Extracted data entries
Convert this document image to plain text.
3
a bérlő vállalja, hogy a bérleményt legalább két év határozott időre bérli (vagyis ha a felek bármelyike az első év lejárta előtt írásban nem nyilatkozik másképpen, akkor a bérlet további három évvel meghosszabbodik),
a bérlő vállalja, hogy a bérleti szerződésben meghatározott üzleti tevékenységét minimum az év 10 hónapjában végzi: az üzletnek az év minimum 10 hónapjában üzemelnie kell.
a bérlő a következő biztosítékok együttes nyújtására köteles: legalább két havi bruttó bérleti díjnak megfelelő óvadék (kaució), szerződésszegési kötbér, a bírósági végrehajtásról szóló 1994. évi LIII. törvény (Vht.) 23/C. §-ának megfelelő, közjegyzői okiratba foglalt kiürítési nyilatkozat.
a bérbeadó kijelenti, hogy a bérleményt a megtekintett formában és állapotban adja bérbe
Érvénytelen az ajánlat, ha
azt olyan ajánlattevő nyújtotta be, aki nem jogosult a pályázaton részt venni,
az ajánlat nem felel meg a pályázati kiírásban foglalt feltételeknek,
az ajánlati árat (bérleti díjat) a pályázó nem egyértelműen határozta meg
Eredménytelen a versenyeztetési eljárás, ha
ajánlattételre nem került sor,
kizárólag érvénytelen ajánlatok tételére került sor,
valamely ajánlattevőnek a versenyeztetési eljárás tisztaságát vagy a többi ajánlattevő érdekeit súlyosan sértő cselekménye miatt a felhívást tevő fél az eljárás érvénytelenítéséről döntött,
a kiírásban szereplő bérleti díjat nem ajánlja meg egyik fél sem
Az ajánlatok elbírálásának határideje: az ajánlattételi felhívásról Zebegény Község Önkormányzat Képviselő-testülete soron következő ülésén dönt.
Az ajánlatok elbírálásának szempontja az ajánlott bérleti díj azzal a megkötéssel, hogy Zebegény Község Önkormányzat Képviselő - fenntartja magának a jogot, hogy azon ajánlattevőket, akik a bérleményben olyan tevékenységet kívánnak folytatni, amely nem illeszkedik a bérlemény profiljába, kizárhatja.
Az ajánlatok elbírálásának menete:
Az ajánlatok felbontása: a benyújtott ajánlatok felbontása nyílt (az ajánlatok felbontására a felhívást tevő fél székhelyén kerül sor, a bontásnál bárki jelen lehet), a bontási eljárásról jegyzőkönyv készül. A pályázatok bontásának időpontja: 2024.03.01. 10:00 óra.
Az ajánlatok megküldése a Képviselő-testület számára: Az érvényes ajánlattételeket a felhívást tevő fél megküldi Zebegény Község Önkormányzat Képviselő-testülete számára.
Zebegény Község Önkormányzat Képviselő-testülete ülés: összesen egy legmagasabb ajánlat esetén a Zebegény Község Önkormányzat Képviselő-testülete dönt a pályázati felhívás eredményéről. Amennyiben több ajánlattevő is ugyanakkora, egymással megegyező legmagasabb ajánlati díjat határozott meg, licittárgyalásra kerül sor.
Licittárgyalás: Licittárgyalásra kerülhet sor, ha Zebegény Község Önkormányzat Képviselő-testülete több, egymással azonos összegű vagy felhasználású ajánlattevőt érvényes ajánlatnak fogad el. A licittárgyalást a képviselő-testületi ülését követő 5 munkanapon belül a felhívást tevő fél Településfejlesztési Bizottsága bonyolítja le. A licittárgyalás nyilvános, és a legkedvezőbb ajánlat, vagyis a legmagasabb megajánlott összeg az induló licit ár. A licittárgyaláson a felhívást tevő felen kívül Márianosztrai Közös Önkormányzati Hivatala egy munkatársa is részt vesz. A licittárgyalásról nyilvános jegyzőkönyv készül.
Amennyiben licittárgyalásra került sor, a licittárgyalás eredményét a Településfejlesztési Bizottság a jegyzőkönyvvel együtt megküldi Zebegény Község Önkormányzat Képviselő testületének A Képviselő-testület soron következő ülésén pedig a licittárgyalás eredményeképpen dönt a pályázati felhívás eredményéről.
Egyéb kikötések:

# [TASK]
Copy each line of the listing that contains the string "kiírásban".

# [ANSWER]
az ajánlat nem felel meg a pályázati kiírásban foglalt feltételeknek,
a kiírásban szereplő bérleti díjat nem ajánlja meg egyik fél sem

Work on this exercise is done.